Begin Records shown

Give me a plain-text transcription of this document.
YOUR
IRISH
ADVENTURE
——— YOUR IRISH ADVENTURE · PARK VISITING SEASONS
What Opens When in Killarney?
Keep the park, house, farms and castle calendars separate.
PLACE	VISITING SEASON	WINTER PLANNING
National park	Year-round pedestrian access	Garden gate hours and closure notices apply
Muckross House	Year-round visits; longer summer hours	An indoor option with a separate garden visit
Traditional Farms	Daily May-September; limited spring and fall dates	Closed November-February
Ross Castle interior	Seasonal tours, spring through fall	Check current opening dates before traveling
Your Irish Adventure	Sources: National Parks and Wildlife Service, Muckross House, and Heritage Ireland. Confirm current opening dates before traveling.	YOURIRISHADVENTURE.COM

End Records shown
Begin Records shown

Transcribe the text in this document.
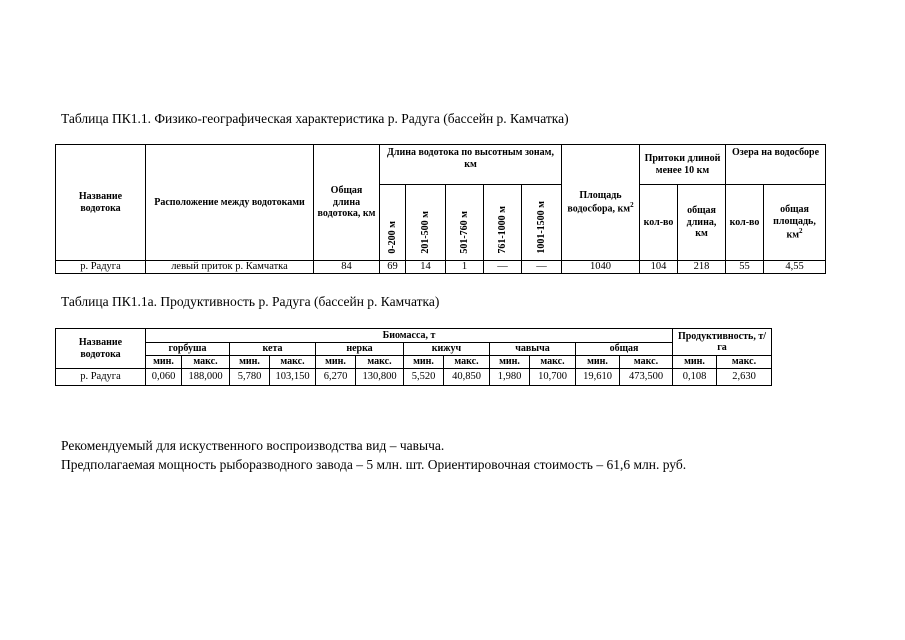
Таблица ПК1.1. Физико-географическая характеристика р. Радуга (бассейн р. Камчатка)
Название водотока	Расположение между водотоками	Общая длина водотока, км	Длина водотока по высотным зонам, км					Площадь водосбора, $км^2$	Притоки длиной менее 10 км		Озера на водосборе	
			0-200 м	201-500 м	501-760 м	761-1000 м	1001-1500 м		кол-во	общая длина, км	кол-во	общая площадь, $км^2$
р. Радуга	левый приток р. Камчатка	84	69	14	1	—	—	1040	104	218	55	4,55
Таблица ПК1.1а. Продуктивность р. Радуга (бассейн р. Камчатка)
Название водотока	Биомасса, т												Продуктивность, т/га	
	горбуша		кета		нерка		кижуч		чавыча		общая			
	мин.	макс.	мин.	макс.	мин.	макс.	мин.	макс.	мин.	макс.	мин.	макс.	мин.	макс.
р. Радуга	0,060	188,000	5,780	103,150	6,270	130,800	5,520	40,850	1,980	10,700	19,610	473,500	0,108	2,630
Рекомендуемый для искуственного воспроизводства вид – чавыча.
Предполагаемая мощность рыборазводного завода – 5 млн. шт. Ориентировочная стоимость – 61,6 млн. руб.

End Records shown

Each line that has the word "this" should be copied.

Give me a plain-text transcription of this document.
Transcribe the text in this document.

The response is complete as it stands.